GIVEN TASK >>
Pull out every line of the records that contains the string "venenatisgravida", matching case exactly.

SUPPLIED DATA >>
---

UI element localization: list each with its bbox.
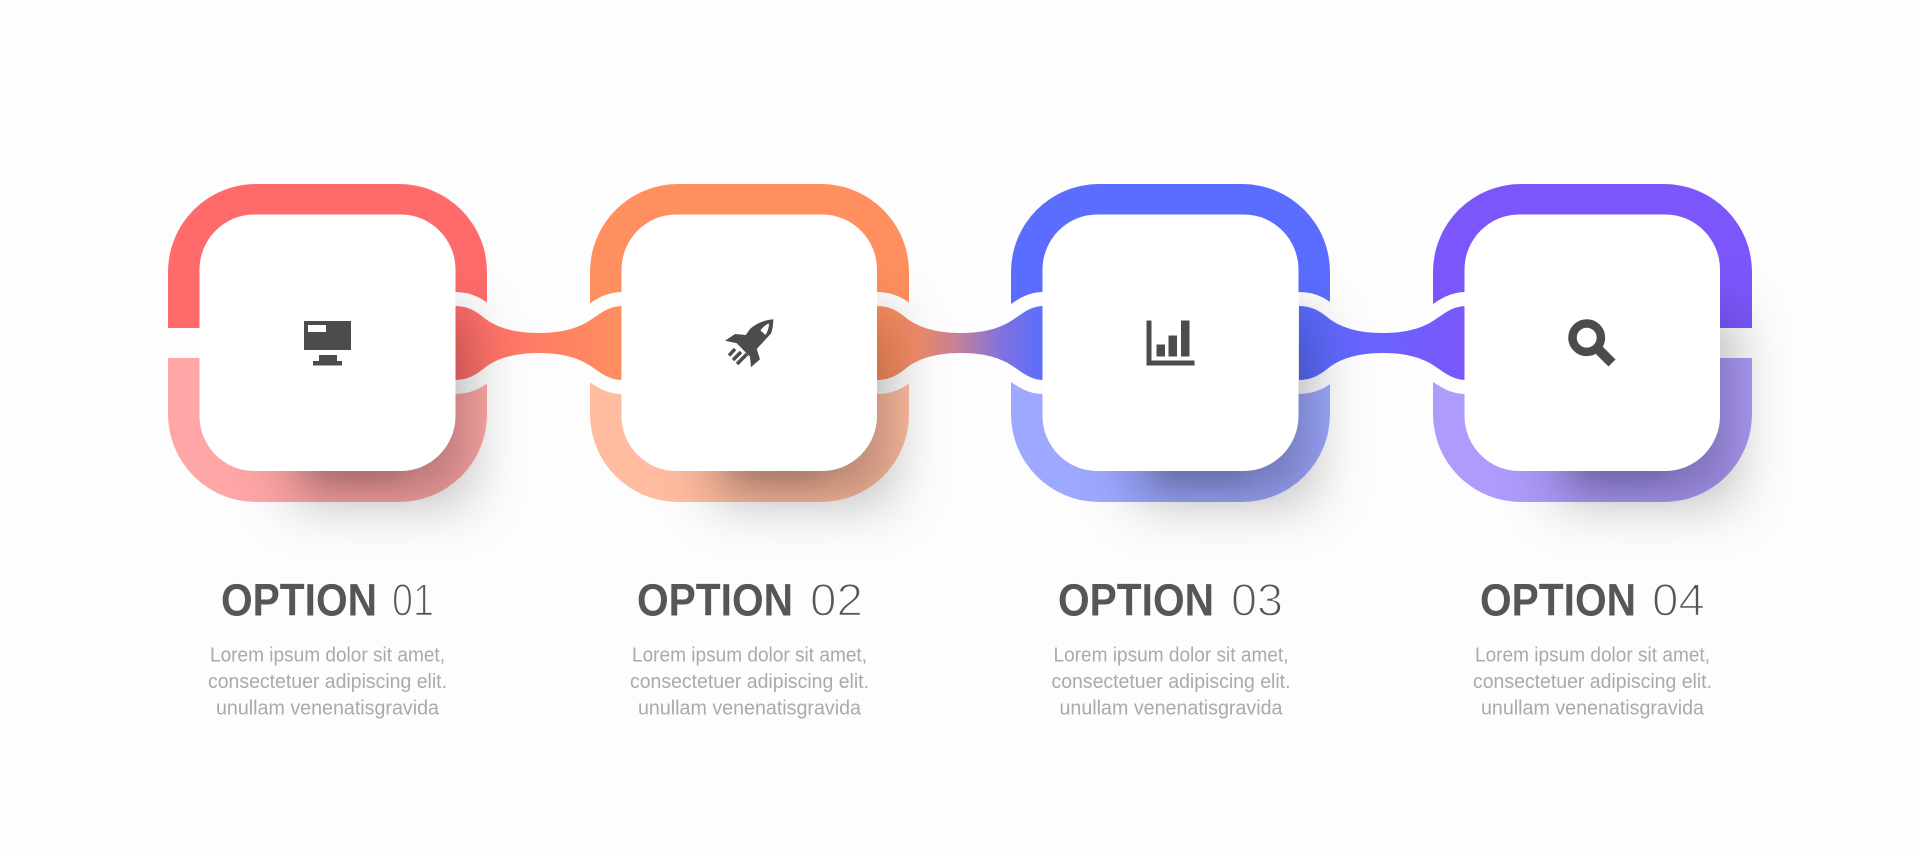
heading: option 01: OPTION	[221, 574, 377, 626]
ring: option 01	[168, 184, 487, 502]
icon: bar chart	[1146, 320, 1194, 366]
icon: magnifier	[1572, 324, 1612, 363]
text block: option 01: consectetuer adipiscing elit.	[208, 671, 447, 693]
text block: option 04	[1473, 644, 1712, 720]
text block: option 04: unullam venenatisgravida	[1481, 698, 1705, 720]
text block: option 04: consectetuer adipiscing elit.	[1473, 671, 1712, 693]
heading: option 01: 01	[392, 574, 434, 626]
text block: option 02	[630, 644, 869, 720]
text block: option 03: Lorem ipsum dolor sit amet,	[1054, 644, 1288, 666]
text block: option 02: Lorem ipsum dolor sit amet,	[632, 644, 867, 666]
white card: option 04	[1464, 214, 1720, 471]
white card: option 01	[200, 214, 456, 471]
text block: option 01: unullam venenatisgravida	[216, 698, 440, 720]
heading: option 03: OPTION	[1058, 574, 1214, 626]
connector: 01 to 02	[455, 306, 623, 380]
icon: monitor	[304, 321, 351, 366]
heading: option 04: 04	[1652, 574, 1705, 626]
ring: option 02	[590, 184, 909, 502]
heading: option 04: OPTION	[1480, 574, 1636, 626]
text block: option 03: unullam venenatisgravida	[1060, 698, 1283, 720]
coloured rings	[168, 184, 1752, 502]
ring: option 03	[1011, 184, 1330, 502]
icon: rocket	[725, 319, 773, 367]
white card: option 02	[622, 214, 877, 471]
text block: option 03: consectetuer adipiscing elit.	[1052, 671, 1290, 693]
connector: 02 to 03	[877, 306, 1044, 380]
heading: option 03: 03	[1231, 574, 1283, 626]
ring: option 04	[1433, 184, 1752, 502]
text block: option 01	[208, 644, 447, 720]
text block: option 01: Lorem ipsum dolor sit amet,	[210, 644, 445, 666]
white card: option 03	[1042, 214, 1298, 471]
heading: option 02: 02	[810, 574, 863, 626]
text block: option 02: unullam venenatisgravida	[638, 698, 862, 720]
heading: option 02: OPTION	[637, 574, 793, 626]
drop shadows	[292, 315, 1733, 500]
text block: option 04: Lorem ipsum dolor sit amet,	[1475, 644, 1710, 666]
text block: option 02: consectetuer adipiscing elit.	[630, 671, 869, 693]
connector: 03 to 04	[1299, 306, 1467, 380]
text block: option 03	[1052, 644, 1290, 720]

---

OUTPUT OF THE EXERCISE >>
text block: option 04: unullam venenatisgravida	[1481, 698, 1705, 720]
text block: option 01: unullam venenatisgravida	[216, 698, 440, 720]
text block: option 03: unullam venenatisgravida	[1060, 698, 1283, 720]
text block: option 02: unullam venenatisgravida	[638, 698, 862, 720]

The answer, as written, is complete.